* _Records shown_:
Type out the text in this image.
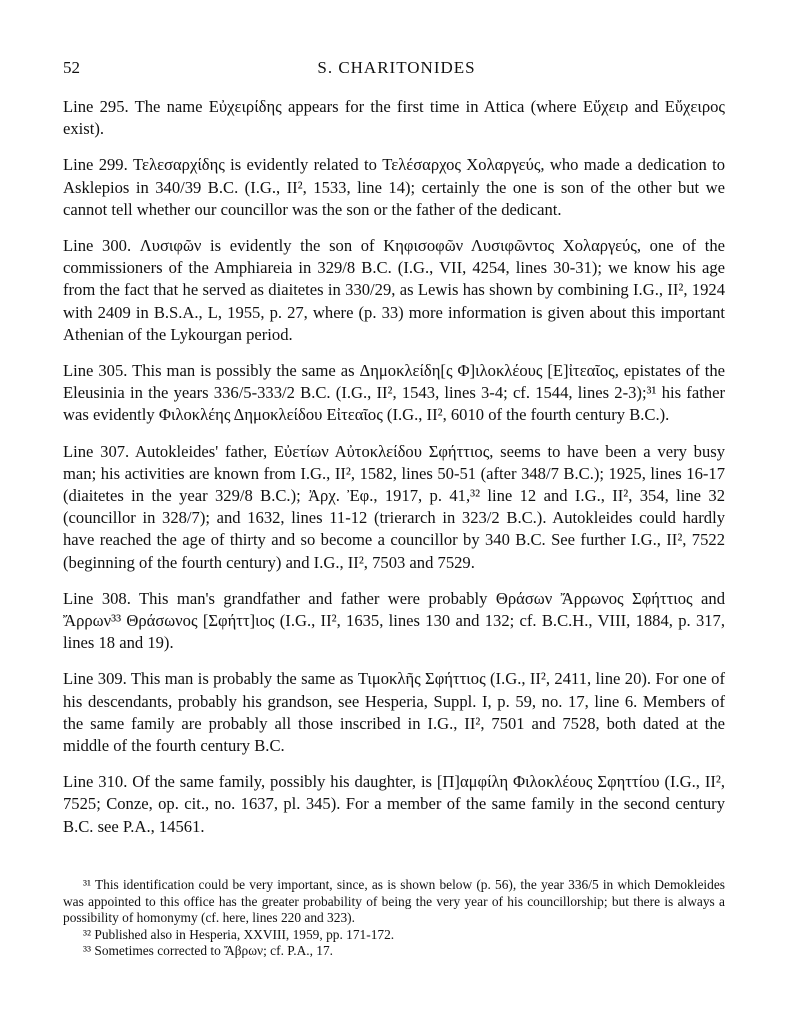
52	S. CHARITONIDES

Line 295. The name Εὐχειρίδης appears for the first time in Attica (where Εὔχειρ and Εὔχειρος exist).

Line 299. Τελεσαρχίδης is evidently related to Τελέσαρχος Χολαργεύς, who made a dedication to Asklepios in 340/39 B.C. (I.G., II², 1533, line 14); certainly the one is son of the other but we cannot tell whether our councillor was the son or the father of the dedicant.

Line 300. Λυσιφῶν is evidently the son of Κηφισοφῶν Λυσιφῶντος Χολαργεύς, one of the commissioners of the Amphiareia in 329/8 B.C. (I.G., VII, 4254, lines 30-31); we know his age from the fact that he served as diaitetes in 330/29, as Lewis has shown by combining I.G., II², 1924 with 2409 in B.S.A., L, 1955, p. 27, where (p. 33) more information is given about this important Athenian of the Lykourgan period.

Line 305. This man is possibly the same as Δημοκλείδη[ς Φ]ιλοκλέους [Ε]ἰτεαῖος, epistates of the Eleusinia in the years 336/5-333/2 B.C. (I.G., II², 1543, lines 3-4; cf. 1544, lines 2-3);³¹ his father was evidently Φιλοκλέης Δημοκλείδου Εἰτεαῖος (I.G., II², 6010 of the fourth century B.C.).

Line 307. Autokleides' father, Εὐετίων Αὐτοκλείδου Σφήττιος, seems to have been a very busy man; his activities are known from I.G., II², 1582, lines 50-51 (after 348/7 B.C.); 1925, lines 16-17 (diaitetes in the year 329/8 B.C.); Ἀρχ. Ἐφ., 1917, p. 41,³² line 12 and I.G., II², 354, line 32 (councillor in 328/7); and 1632, lines 11-12 (trierarch in 323/2 B.C.). Autokleides could hardly have reached the age of thirty and so become a councillor by 340 B.C. See further I.G., II², 7522 (beginning of the fourth century) and I.G., II², 7503 and 7529.

Line 308. This man's grandfather and father were probably Θράσων Ἄρρωνος Σφήττιος and Ἄρρων³³ Θράσωνος [Σφήττ]ιος (I.G., II², 1635, lines 130 and 132; cf. B.C.H., VIII, 1884, p. 317, lines 18 and 19).

Line 309. This man is probably the same as Τιμοκλῆς Σφήττιος (I.G., II², 2411, line 20). For one of his descendants, probably his grandson, see Hesperia, Suppl. I, p. 59, no. 17, line 6. Members of the same family are probably all those inscribed in I.G., II², 7501 and 7528, both dated at the middle of the fourth century B.C.

Line 310. Of the same family, possibly his daughter, is [Π]αμφίλη Φιλοκλέους Σφηττίου (I.G., II², 7525; Conze, op. cit., no. 1637, pl. 345). For a member of the same family in the second century B.C. see P.A., 14561.

³¹ This identification could be very important, since, as is shown below (p. 56), the year 336/5 in which Demokleides was appointed to this office has the greater probability of being the very year of his councillorship; but there is always a possibility of homonymy (cf. here, lines 220 and 323).

³² Published also in Hesperia, XXVIII, 1959, pp. 171-172.

³³ Sometimes corrected to Ἄβρων; cf. P.A., 17.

* _Exercise goal_: Leave the pictures out and reproduce all of the records exactly.

* _Answer to this problem_:
Type out the text in this image.
52	S. CHARITONIDES

Line 295. The name Εὐχειρίδης appears for the first time in Attica (where Εὔχειρ and Εὔχειρος exist).

Line 299. Τελεσαρχίδης is evidently related to Τελέσαρχος Χολαργεύς, who made a dedication to Asklepios in 340/39 B.C. (I.G., II², 1533, line 14); certainly the one is son of the other but we cannot tell whether our councillor was the son or the father of the dedicant.

Line 300. Λυσιφῶν is evidently the son of Κηφισοφῶν Λυσιφῶντος Χολαργεύς, one of the commissioners of the Amphiareia in 329/8 B.C. (I.G., VII, 4254, lines 30-31); we know his age from the fact that he served as diaitetes in 330/29, as Lewis has shown by combining I.G., II², 1924 with 2409 in B.S.A., L, 1955, p. 27, where (p. 33) more information is given about this important Athenian of the Lykourgan period.

Line 305. This man is possibly the same as Δημοκλείδη[ς Φ]ιλοκλέους [Ε]ἰτεαῖος, epistates of the Eleusinia in the years 336/5-333/2 B.C. (I.G., II², 1543, lines 3-4; cf. 1544, lines 2-3);³¹ his father was evidently Φιλοκλέης Δημοκλείδου Εἰτεαῖος (I.G., II², 6010 of the fourth century B.C.).

Line 307. Autokleides' father, Εὐετίων Αὐτοκλείδου Σφήττιος, seems to have been a very busy man; his activities are known from I.G., II², 1582, lines 50-51 (after 348/7 B.C.); 1925, lines 16-17 (diaitetes in the year 329/8 B.C.); Ἀρχ. Ἐφ., 1917, p. 41,³² line 12 and I.G., II², 354, line 32 (councillor in 328/7); and 1632, lines 11-12 (trierarch in 323/2 B.C.). Autokleides could hardly have reached the age of thirty and so become a councillor by 340 B.C. See further I.G., II², 7522 (beginning of the fourth century) and I.G., II², 7503 and 7529.

Line 308. This man's grandfather and father were probably Θράσων Ἄρρωνος Σφήττιος and Ἄρρων³³ Θράσωνος [Σφήττ]ιος (I.G., II², 1635, lines 130 and 132; cf. B.C.H., VIII, 1884, p. 317, lines 18 and 19).

Line 309. This man is probably the same as Τιμοκλῆς Σφήττιος (I.G., II², 2411, line 20). For one of his descendants, probably his grandson, see Hesperia, Suppl. I, p. 59, no. 17, line 6. Members of the same family are probably all those inscribed in I.G., II², 7501 and 7528, both dated at the middle of the fourth century B.C.

Line 310. Of the same family, possibly his daughter, is [Π]αμφίλη Φιλοκλέους Σφηττίου (I.G., II², 7525; Conze, op. cit., no. 1637, pl. 345). For a member of the same family in the second century B.C. see P.A., 14561.

³¹ This identification could be very important, since, as is shown below (p. 56), the year 336/5 in which Demokleides was appointed to this office has the greater probability of being the very year of his councillorship; but there is always a possibility of homonymy (cf. here, lines 220 and 323).

³² Published also in Hesperia, XXVIII, 1959, pp. 171-172.

³³ Sometimes corrected to Ἄβρων; cf. P.A., 17.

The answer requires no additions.